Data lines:
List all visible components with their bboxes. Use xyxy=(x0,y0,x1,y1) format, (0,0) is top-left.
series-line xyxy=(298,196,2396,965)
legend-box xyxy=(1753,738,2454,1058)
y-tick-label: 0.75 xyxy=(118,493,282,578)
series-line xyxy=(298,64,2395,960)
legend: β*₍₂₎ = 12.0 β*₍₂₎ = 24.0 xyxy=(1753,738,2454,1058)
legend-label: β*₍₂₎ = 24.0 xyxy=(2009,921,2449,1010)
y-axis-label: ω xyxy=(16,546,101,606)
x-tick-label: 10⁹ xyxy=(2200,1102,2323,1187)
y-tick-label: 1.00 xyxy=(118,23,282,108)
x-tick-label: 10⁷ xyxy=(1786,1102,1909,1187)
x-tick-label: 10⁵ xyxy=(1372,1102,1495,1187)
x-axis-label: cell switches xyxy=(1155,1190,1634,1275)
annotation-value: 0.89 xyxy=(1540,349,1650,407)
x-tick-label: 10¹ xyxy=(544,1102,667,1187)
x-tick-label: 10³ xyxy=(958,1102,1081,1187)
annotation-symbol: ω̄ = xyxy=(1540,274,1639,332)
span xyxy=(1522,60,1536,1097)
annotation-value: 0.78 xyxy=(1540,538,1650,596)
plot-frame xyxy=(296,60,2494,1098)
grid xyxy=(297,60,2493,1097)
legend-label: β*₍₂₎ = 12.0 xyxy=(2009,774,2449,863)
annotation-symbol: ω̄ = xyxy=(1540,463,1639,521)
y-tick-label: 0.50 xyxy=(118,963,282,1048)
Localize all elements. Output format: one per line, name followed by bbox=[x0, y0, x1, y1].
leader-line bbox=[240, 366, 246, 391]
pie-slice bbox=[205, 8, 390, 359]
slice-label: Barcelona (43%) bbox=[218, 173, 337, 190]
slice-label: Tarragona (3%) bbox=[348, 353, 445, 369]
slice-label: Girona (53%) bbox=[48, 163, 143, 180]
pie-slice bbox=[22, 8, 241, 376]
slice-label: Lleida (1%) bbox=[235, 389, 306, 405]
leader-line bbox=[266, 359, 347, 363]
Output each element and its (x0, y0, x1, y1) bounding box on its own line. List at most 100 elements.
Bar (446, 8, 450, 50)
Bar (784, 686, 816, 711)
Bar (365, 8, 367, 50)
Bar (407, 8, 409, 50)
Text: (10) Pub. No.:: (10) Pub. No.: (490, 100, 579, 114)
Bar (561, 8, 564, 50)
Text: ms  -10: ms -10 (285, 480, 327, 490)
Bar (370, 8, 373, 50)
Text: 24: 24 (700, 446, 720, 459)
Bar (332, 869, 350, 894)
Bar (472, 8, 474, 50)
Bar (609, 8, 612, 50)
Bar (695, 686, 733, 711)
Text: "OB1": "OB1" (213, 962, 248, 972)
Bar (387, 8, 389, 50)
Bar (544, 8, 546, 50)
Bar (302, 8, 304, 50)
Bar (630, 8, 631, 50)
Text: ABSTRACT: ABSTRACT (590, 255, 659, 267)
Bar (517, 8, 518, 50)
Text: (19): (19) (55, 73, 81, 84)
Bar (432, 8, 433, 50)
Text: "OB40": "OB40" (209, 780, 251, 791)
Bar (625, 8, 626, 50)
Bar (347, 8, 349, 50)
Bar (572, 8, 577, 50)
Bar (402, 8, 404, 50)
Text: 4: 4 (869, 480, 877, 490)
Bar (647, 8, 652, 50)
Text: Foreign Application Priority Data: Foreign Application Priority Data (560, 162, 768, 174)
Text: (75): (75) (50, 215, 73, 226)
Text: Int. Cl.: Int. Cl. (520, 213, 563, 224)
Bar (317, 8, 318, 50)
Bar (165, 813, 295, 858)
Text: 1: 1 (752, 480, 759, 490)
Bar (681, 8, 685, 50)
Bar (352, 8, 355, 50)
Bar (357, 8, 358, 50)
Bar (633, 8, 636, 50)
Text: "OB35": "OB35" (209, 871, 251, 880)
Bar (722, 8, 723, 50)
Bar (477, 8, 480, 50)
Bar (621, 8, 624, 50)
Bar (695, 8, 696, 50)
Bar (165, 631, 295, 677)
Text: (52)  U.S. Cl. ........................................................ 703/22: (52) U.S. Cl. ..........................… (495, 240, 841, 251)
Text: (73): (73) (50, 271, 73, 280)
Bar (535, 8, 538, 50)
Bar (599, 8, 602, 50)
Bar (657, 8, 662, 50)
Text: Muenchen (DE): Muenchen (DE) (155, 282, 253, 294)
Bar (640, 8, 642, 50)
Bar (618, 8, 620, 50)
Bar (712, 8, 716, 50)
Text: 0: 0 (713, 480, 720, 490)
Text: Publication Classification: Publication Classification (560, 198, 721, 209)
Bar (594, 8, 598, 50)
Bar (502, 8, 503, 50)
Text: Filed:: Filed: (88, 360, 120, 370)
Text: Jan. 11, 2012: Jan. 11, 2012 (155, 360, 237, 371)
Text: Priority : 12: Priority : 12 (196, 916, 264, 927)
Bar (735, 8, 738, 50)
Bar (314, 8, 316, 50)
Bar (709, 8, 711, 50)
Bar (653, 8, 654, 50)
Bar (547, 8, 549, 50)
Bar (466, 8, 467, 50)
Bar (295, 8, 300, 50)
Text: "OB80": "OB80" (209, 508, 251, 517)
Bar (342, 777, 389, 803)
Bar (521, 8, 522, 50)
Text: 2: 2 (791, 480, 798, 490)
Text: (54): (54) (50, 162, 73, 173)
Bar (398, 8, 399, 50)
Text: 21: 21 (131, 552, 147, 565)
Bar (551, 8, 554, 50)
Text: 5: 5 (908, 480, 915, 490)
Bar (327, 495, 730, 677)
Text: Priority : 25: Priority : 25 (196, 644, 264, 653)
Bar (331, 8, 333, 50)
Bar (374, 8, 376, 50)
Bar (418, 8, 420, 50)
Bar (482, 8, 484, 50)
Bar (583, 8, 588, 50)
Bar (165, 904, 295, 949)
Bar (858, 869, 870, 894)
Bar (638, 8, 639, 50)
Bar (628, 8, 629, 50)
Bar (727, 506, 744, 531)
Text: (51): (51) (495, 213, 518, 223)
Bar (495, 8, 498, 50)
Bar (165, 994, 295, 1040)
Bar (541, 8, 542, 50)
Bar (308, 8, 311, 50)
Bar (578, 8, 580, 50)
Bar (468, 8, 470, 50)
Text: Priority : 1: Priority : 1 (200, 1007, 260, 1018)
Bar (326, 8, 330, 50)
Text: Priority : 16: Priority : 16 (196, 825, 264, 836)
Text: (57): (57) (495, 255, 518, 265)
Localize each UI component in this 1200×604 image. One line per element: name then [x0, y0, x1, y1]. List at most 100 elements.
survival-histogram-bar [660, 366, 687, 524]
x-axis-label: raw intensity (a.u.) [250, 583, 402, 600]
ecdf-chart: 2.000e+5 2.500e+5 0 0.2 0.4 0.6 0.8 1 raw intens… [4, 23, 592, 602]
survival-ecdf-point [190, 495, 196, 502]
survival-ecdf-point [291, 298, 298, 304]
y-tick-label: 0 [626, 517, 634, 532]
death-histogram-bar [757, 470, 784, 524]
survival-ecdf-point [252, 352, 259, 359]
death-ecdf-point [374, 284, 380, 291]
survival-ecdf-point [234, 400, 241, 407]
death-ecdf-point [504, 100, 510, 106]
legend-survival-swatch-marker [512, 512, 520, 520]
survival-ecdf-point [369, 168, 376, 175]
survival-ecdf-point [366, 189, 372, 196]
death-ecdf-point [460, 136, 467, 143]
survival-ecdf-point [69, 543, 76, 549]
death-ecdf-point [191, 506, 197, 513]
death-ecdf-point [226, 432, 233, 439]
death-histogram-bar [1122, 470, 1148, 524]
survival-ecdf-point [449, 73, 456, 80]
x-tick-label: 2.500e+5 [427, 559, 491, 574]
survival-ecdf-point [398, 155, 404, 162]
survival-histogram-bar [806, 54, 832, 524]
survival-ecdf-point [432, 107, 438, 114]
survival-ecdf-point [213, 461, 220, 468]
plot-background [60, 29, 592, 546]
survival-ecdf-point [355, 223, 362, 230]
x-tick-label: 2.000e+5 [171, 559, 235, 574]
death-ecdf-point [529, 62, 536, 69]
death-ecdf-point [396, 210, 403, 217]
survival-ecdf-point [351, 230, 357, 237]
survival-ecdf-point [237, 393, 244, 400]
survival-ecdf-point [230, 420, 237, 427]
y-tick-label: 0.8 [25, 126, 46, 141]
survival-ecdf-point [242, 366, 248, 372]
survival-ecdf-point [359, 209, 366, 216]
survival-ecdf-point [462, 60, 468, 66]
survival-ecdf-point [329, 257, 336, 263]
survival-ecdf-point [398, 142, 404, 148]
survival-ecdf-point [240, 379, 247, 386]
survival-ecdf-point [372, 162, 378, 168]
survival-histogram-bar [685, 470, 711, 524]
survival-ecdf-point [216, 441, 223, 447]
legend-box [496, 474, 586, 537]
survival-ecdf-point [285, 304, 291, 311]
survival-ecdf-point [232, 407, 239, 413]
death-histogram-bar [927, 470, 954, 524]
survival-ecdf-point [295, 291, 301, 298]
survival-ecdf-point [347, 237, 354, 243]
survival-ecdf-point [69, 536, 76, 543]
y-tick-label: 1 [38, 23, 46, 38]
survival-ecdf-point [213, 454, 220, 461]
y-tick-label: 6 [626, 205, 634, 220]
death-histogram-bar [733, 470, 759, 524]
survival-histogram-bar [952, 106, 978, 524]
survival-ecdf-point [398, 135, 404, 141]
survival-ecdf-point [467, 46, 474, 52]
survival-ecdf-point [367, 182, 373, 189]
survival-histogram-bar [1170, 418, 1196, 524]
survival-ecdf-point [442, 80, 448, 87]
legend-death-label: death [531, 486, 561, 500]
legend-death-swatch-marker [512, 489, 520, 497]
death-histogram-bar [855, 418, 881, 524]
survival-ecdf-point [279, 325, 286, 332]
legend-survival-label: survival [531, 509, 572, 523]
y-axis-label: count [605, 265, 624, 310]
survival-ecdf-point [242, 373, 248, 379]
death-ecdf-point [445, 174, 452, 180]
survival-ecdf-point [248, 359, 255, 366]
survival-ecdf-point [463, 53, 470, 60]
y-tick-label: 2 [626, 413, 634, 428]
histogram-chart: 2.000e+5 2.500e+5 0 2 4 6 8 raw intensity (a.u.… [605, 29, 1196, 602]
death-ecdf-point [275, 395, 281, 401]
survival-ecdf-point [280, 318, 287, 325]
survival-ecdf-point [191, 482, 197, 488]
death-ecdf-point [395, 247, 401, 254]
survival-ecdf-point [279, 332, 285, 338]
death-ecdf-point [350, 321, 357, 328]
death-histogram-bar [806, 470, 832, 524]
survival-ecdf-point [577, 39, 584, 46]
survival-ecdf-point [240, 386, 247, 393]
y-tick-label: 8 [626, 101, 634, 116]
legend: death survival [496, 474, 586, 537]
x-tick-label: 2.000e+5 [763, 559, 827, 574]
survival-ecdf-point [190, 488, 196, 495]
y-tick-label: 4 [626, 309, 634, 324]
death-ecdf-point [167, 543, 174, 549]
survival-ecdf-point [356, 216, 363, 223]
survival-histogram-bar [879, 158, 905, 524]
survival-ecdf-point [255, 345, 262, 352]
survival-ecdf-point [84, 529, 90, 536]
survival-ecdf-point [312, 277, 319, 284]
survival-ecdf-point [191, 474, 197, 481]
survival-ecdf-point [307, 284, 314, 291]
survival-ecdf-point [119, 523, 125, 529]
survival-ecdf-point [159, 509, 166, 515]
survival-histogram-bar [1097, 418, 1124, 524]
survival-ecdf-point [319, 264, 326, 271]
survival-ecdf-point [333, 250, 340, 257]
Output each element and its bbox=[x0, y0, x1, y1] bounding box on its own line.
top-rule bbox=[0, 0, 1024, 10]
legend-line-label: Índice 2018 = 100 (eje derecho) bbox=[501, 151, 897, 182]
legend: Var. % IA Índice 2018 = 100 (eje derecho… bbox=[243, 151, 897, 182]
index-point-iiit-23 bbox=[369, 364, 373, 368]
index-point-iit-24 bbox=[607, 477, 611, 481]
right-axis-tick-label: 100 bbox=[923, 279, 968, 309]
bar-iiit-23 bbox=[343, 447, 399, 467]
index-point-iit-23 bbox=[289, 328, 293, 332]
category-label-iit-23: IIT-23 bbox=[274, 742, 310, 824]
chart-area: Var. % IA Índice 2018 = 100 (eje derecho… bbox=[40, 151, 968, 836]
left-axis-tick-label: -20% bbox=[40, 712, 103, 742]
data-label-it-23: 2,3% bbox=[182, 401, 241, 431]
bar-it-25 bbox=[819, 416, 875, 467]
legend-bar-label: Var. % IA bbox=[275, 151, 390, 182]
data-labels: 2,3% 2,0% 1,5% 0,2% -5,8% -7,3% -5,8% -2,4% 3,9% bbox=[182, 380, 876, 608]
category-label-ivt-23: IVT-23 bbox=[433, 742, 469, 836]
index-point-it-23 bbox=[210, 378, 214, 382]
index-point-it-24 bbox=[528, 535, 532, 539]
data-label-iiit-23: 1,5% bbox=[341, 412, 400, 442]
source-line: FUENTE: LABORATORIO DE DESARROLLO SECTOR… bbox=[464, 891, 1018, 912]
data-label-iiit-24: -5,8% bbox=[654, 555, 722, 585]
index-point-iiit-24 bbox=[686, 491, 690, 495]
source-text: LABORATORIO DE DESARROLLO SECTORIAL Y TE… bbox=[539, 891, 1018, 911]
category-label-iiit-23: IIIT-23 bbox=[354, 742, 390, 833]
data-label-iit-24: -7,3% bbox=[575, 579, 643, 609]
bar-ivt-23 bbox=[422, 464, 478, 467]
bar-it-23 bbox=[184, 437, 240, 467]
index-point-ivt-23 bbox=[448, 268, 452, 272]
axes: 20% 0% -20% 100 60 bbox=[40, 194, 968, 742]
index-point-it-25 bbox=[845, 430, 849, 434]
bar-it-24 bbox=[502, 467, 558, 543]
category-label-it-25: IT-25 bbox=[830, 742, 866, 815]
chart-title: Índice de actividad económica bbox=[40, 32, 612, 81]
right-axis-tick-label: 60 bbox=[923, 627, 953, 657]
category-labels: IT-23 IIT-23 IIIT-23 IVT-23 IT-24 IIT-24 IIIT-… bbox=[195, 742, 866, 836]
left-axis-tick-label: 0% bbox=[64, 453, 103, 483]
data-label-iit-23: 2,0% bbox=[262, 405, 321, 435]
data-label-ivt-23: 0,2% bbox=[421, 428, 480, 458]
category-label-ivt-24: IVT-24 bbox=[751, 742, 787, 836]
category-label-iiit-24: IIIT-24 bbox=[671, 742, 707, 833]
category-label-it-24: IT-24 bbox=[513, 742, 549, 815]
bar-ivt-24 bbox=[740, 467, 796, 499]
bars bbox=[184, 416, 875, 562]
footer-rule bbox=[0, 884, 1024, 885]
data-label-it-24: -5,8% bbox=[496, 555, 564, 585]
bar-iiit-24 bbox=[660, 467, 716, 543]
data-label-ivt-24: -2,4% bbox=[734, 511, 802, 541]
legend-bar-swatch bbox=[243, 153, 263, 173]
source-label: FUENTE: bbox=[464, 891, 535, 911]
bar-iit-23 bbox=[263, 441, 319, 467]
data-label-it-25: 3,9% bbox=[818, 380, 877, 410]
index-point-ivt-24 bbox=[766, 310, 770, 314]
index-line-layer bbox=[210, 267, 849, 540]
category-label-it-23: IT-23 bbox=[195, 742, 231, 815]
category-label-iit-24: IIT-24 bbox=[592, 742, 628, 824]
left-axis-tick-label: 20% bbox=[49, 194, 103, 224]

**Task description:** Can you copy out the records, word for word, from the very first line through the line containing "Bar (784, 686, 816, 711)", including that line?

**Correct response:**
List all visible components with their bboxes. Use xyxy=(x0,y0,x1,y1) format, (0,0) is top-left.
series-line xyxy=(298,196,2396,965)
legend-box xyxy=(1753,738,2454,1058)
y-tick-label: 0.75 xyxy=(118,493,282,578)
series-line xyxy=(298,64,2395,960)
legend: β*₍₂₎ = 12.0 β*₍₂₎ = 24.0 xyxy=(1753,738,2454,1058)
legend-label: β*₍₂₎ = 24.0 xyxy=(2009,921,2449,1010)
y-axis-label: ω xyxy=(16,546,101,606)
x-tick-label: 10⁹ xyxy=(2200,1102,2323,1187)
y-tick-label: 1.00 xyxy=(118,23,282,108)
x-tick-label: 10⁷ xyxy=(1786,1102,1909,1187)
x-tick-label: 10⁵ xyxy=(1372,1102,1495,1187)
x-axis-label: cell switches xyxy=(1155,1190,1634,1275)
annotation-value: 0.89 xyxy=(1540,349,1650,407)
x-tick-label: 10¹ xyxy=(544,1102,667,1187)
x-tick-label: 10³ xyxy=(958,1102,1081,1187)
annotation-symbol: ω̄ = xyxy=(1540,274,1639,332)
span xyxy=(1522,60,1536,1097)
annotation-value: 0.78 xyxy=(1540,538,1650,596)
plot-frame xyxy=(296,60,2494,1098)
grid xyxy=(297,60,2493,1097)
legend-label: β*₍₂₎ = 12.0 xyxy=(2009,774,2449,863)
annotation-symbol: ω̄ = xyxy=(1540,463,1639,521)
y-tick-label: 0.50 xyxy=(118,963,282,1048)
Localize all elements. Output format: one per line, name followed by bbox=[x0, y0, x1, y1].
leader-line bbox=[240, 366, 246, 391]
pie-slice bbox=[205, 8, 390, 359]
slice-label: Barcelona (43%) bbox=[218, 173, 337, 190]
slice-label: Tarragona (3%) bbox=[348, 353, 445, 369]
slice-label: Girona (53%) bbox=[48, 163, 143, 180]
pie-slice bbox=[22, 8, 241, 376]
slice-label: Lleida (1%) bbox=[235, 389, 306, 405]
leader-line bbox=[266, 359, 347, 363]
Output each element and its (x0, y0, x1, y1) bounding box on its own line. List at most 100 elements.
Bar (446, 8, 450, 50)
Bar (784, 686, 816, 711)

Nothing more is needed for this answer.